### [WRITTEN TASK]
Go through the listing and return every line with "Performer" in it.

**** DATA ROWS ****

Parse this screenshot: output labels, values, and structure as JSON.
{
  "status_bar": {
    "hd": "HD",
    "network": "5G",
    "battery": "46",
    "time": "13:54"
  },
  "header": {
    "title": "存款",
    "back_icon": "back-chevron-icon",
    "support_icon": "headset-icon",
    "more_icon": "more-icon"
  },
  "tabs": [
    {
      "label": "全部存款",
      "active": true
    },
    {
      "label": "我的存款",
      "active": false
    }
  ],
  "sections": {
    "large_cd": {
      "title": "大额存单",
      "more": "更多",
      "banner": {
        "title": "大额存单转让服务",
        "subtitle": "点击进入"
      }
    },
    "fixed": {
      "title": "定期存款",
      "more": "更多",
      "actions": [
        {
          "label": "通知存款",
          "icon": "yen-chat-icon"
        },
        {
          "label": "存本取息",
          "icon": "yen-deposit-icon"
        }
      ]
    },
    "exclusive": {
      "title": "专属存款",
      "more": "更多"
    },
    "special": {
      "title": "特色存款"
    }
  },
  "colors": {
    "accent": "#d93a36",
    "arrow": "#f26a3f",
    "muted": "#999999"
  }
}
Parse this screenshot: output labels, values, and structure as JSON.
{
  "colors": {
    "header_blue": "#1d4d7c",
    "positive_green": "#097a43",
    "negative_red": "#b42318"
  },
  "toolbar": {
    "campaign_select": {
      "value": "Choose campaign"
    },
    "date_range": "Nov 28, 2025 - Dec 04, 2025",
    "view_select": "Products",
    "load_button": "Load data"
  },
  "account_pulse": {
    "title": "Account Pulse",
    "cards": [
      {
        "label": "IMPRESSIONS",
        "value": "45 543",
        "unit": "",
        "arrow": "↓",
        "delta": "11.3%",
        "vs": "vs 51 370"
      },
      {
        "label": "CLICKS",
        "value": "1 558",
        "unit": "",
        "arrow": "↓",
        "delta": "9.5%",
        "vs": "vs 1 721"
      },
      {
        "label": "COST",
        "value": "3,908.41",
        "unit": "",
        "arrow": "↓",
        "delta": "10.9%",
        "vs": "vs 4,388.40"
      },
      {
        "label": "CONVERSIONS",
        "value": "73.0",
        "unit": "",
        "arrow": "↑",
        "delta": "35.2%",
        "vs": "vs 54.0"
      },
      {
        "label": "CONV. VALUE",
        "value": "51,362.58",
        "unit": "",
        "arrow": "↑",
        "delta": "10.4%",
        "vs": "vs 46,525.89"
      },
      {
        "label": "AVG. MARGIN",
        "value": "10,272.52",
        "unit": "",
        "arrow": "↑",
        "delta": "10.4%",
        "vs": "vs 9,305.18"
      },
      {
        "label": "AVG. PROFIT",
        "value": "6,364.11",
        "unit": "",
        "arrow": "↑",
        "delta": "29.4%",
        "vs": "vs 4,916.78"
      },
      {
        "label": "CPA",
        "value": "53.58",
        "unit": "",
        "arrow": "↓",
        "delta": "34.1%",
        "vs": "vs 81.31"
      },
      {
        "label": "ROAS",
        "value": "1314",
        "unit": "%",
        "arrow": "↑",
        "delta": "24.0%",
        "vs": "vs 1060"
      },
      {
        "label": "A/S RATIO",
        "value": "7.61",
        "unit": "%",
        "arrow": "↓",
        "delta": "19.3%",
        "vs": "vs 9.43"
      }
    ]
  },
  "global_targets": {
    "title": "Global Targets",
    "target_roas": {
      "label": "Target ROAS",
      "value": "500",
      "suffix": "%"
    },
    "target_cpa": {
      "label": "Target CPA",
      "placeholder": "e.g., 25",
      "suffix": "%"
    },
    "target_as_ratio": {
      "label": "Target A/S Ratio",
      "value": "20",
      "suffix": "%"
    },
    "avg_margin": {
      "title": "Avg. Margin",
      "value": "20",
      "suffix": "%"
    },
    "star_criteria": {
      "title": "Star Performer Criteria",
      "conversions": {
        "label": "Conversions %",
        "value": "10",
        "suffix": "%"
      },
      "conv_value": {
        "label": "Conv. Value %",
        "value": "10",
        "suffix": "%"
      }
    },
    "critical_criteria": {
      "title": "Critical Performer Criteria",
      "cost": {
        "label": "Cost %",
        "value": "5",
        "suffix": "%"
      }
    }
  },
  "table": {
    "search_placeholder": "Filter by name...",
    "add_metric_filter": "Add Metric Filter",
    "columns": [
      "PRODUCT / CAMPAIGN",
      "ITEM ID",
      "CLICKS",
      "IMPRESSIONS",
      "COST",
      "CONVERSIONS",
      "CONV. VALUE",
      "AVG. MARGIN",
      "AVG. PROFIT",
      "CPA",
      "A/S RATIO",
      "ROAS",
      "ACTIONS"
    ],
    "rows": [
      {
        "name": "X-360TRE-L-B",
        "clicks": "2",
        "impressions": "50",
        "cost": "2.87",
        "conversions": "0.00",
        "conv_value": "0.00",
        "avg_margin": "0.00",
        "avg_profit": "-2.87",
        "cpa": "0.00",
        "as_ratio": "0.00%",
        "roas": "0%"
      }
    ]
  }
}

****

### [SOLUTION TO THIS EXERCISE]
      "title": "Star Performer Criteria",
      "title": "Critical Performer Criteria",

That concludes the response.